--- LISTING ---
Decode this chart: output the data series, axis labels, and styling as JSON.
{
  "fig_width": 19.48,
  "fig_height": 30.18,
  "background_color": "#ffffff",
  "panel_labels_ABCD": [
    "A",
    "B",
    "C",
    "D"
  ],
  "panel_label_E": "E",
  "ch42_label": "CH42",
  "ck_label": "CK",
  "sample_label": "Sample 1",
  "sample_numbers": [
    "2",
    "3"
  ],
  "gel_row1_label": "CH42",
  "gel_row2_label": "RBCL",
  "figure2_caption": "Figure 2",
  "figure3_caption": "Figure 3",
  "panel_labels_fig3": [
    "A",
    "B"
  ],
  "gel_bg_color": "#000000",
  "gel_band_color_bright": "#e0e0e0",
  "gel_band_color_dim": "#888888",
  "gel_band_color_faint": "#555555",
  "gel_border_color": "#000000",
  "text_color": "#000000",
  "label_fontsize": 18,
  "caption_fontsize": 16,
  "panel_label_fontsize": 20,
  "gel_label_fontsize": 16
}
---
--- LISTING ---
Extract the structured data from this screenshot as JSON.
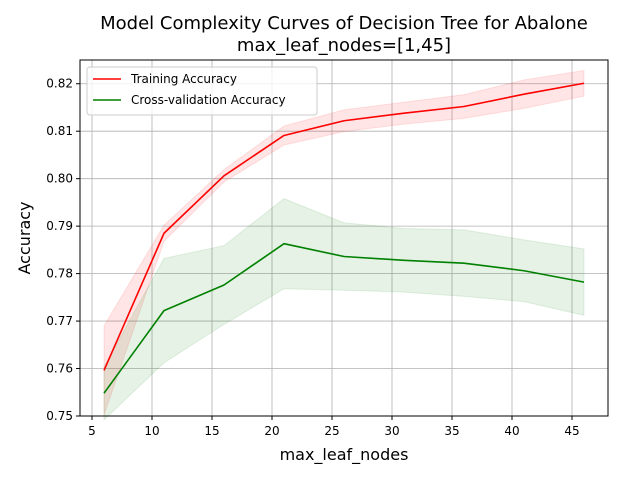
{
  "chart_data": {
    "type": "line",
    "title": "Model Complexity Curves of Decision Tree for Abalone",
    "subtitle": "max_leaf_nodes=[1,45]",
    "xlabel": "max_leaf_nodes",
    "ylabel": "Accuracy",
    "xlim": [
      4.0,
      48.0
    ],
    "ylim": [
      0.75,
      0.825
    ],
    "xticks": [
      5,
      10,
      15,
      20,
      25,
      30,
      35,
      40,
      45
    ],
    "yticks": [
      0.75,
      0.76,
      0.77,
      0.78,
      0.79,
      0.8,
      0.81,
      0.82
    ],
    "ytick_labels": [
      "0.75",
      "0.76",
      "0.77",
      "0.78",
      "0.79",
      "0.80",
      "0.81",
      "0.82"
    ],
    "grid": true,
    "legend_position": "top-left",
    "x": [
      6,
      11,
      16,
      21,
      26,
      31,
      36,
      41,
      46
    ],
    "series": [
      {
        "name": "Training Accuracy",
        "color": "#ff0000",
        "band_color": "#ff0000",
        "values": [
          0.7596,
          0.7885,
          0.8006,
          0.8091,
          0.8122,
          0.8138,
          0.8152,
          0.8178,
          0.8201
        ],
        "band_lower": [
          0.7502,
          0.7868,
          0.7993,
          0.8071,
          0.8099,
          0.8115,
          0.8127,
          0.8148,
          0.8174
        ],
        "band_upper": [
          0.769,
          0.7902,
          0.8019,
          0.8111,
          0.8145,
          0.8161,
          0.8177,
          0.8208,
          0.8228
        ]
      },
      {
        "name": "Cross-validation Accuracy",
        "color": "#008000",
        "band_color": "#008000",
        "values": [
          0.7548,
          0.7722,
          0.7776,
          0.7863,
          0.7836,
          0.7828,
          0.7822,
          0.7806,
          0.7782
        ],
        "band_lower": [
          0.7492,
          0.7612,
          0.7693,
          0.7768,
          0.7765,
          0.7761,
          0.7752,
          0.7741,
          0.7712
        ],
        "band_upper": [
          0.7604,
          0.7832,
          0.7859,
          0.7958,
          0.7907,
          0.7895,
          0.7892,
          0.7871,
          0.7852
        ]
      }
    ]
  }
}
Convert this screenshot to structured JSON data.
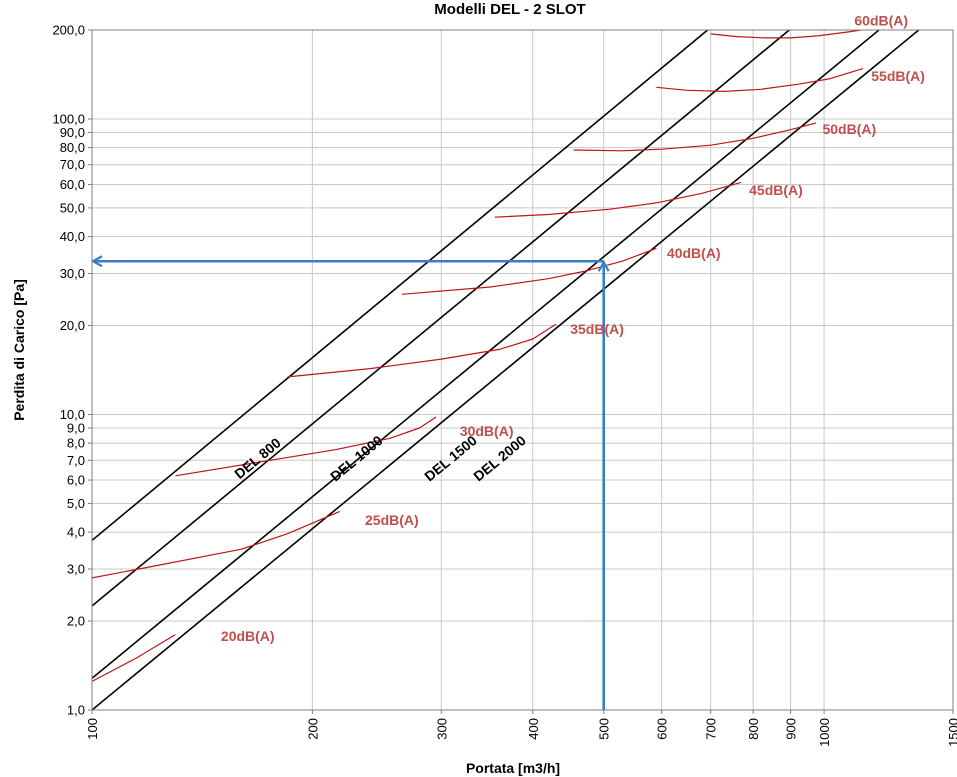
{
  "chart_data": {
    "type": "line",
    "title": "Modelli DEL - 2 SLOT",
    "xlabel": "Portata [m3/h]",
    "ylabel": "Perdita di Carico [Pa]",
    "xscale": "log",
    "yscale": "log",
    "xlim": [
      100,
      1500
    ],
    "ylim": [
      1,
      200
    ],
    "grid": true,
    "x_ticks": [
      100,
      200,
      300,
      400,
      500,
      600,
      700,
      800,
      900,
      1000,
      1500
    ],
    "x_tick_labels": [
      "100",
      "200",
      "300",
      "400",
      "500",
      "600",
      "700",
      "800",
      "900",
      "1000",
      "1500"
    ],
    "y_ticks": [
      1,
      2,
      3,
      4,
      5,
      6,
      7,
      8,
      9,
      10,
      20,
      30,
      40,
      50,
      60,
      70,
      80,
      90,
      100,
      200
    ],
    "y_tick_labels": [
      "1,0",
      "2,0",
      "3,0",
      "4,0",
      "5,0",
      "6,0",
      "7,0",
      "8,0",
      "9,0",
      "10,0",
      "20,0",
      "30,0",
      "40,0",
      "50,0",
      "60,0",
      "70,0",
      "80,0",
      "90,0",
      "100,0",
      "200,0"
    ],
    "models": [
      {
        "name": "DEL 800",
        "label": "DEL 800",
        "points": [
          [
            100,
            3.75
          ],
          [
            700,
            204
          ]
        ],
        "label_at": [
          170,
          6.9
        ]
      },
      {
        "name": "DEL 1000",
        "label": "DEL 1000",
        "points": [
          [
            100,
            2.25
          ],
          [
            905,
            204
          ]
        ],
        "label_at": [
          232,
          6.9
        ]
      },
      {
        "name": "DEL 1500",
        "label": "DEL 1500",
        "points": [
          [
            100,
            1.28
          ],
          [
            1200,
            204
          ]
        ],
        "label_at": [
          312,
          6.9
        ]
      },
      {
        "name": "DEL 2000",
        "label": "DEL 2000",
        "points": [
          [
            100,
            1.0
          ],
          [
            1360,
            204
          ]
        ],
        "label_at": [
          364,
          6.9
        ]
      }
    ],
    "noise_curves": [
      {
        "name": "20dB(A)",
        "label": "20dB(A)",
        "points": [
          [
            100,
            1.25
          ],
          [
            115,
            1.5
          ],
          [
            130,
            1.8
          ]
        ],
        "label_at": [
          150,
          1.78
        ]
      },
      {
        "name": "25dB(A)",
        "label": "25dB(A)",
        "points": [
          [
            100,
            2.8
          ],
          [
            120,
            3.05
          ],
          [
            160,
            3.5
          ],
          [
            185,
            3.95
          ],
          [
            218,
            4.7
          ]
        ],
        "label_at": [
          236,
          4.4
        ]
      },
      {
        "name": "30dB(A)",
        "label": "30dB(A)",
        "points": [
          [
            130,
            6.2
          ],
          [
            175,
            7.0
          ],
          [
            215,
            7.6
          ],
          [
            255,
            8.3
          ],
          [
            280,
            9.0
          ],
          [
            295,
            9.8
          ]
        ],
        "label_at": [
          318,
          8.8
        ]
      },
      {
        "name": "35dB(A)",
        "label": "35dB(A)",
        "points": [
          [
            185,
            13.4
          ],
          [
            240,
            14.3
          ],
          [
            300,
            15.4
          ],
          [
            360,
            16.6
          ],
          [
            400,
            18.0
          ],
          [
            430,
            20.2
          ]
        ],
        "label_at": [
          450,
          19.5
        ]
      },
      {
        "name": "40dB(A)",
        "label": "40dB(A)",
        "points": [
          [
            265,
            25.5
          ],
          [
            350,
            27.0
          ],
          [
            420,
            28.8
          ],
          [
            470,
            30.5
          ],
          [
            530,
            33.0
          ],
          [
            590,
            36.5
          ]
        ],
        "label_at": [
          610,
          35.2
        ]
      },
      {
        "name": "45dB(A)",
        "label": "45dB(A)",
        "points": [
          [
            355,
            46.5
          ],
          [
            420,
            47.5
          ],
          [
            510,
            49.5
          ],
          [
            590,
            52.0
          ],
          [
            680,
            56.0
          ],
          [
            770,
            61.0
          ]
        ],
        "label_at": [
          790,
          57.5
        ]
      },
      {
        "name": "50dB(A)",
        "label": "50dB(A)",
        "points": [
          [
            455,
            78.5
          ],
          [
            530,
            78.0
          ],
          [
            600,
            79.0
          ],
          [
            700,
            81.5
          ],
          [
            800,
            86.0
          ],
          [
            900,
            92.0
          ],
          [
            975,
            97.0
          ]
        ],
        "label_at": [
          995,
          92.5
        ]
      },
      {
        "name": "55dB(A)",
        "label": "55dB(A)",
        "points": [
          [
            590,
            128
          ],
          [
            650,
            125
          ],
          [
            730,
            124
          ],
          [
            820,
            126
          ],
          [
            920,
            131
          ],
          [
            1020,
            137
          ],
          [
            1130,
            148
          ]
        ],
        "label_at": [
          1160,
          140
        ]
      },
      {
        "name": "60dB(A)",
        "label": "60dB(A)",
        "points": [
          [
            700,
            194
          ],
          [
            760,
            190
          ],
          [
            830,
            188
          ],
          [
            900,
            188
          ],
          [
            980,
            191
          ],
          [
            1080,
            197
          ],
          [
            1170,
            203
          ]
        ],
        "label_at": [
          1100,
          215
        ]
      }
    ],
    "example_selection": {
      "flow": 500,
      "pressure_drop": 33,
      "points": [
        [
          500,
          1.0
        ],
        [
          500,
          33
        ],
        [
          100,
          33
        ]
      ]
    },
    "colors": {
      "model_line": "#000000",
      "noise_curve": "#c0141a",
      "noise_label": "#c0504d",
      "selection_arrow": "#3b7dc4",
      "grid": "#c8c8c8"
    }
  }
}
---
[WRITTEN TASK] Copy whichever lines in the listing above contain the word "ylabel".

[FINISHED ANSWER]
    "ylabel": "Accuracy",
    "ylabel": "Perdita di Carico [Pa]",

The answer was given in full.